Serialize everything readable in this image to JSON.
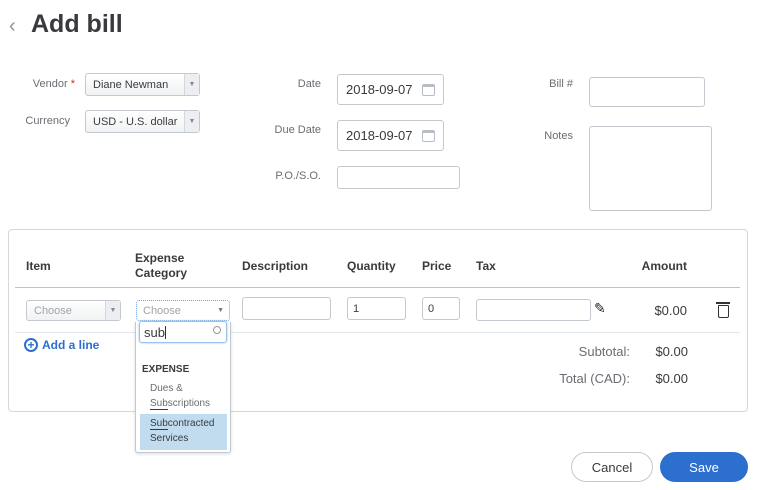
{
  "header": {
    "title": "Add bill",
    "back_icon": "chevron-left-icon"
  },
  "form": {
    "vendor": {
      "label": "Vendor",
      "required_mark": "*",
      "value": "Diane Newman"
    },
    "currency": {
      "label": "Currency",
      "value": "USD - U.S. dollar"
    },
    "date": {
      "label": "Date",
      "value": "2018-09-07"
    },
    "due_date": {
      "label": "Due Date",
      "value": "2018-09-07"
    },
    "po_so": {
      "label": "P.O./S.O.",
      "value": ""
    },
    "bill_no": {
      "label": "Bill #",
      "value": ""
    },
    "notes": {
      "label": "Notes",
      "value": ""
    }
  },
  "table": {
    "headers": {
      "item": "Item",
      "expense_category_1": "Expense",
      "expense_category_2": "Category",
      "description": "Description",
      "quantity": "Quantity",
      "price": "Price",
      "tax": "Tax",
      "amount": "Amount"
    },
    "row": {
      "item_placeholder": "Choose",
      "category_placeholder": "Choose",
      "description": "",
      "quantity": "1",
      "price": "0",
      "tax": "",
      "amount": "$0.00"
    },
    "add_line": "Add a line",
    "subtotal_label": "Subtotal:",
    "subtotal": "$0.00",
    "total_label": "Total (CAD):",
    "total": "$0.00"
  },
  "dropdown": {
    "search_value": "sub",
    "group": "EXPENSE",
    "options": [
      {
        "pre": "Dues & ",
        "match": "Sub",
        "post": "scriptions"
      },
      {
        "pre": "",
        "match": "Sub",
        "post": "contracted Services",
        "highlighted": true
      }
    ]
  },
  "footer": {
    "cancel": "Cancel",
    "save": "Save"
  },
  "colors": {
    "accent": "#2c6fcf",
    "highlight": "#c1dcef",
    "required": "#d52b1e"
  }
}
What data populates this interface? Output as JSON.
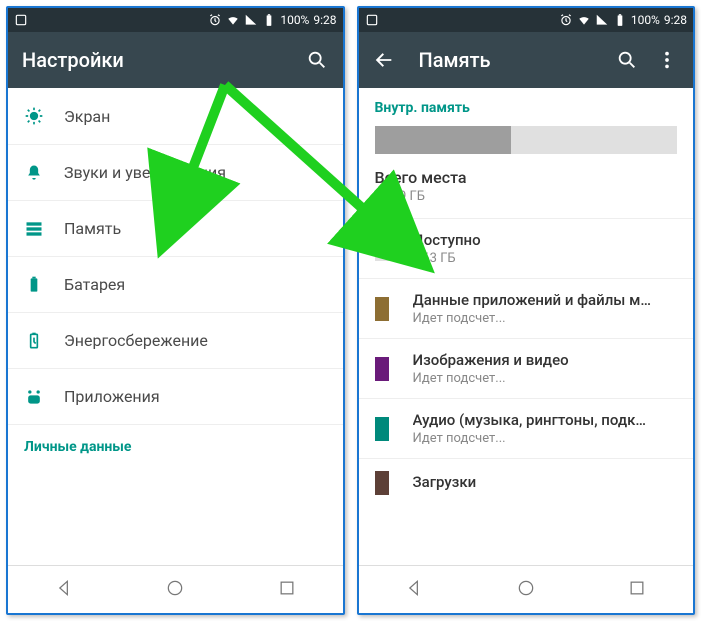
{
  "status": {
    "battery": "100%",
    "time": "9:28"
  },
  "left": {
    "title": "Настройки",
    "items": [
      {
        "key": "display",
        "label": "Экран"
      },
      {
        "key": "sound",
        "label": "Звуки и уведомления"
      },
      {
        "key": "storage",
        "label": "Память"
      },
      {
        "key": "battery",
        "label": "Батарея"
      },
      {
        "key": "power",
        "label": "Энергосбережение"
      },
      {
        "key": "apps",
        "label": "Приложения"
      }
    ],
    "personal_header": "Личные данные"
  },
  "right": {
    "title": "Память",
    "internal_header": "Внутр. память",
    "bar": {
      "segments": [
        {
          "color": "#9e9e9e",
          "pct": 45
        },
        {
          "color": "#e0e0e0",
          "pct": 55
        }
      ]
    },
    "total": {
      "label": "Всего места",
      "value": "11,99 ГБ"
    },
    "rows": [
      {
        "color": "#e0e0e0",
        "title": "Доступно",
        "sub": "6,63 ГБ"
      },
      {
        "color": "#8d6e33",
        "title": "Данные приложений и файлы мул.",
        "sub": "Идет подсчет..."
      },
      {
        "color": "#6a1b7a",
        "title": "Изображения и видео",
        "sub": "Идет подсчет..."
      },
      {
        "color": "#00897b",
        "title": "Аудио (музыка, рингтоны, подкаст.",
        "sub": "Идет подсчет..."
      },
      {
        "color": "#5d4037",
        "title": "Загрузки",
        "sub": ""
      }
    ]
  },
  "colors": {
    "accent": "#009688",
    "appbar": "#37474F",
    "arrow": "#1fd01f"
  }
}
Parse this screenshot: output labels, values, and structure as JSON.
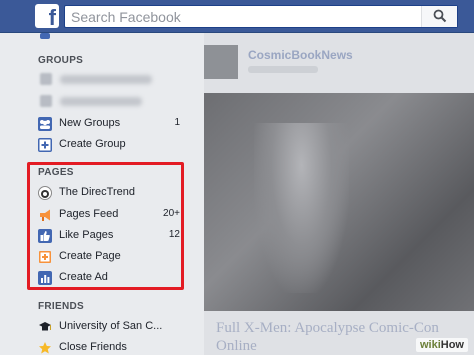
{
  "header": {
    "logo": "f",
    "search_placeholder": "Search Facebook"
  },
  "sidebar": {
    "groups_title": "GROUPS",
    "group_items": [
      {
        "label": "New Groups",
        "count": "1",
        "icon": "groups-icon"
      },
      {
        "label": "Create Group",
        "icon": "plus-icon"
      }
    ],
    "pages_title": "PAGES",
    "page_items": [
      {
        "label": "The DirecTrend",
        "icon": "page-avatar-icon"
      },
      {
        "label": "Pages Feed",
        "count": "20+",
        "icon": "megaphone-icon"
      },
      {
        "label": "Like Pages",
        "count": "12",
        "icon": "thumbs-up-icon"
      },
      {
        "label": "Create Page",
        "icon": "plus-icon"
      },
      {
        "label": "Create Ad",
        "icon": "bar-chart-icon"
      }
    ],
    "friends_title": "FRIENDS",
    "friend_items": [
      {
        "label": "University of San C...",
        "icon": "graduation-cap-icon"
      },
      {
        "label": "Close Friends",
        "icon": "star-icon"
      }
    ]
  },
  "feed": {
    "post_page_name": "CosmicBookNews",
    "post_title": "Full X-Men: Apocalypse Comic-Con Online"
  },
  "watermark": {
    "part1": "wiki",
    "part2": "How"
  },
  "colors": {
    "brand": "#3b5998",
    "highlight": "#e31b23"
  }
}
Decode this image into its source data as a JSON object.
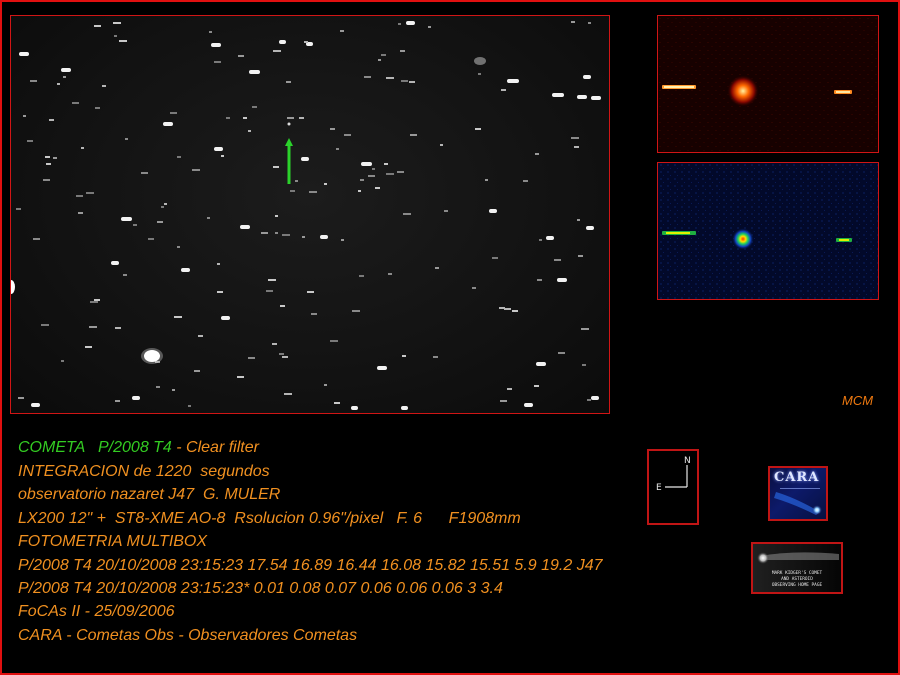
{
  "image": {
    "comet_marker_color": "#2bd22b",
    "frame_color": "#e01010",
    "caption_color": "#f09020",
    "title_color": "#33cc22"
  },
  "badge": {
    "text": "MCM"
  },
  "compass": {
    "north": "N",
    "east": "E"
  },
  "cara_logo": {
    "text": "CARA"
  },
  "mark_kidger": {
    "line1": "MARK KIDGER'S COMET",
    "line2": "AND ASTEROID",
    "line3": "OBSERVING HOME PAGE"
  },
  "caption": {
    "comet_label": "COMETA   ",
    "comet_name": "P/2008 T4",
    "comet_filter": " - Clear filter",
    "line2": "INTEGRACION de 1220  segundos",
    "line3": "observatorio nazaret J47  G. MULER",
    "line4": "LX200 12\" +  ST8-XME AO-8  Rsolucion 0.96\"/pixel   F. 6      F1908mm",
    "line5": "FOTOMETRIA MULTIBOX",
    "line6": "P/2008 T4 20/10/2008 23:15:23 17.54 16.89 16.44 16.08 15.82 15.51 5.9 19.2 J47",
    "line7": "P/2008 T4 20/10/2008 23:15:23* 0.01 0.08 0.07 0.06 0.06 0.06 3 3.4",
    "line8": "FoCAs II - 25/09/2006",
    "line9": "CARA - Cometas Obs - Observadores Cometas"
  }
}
====
Check every line for "data" and show the ones that have it.

What data populates this interface? Output as JSON.
Decode this image into its source data as a JSON object.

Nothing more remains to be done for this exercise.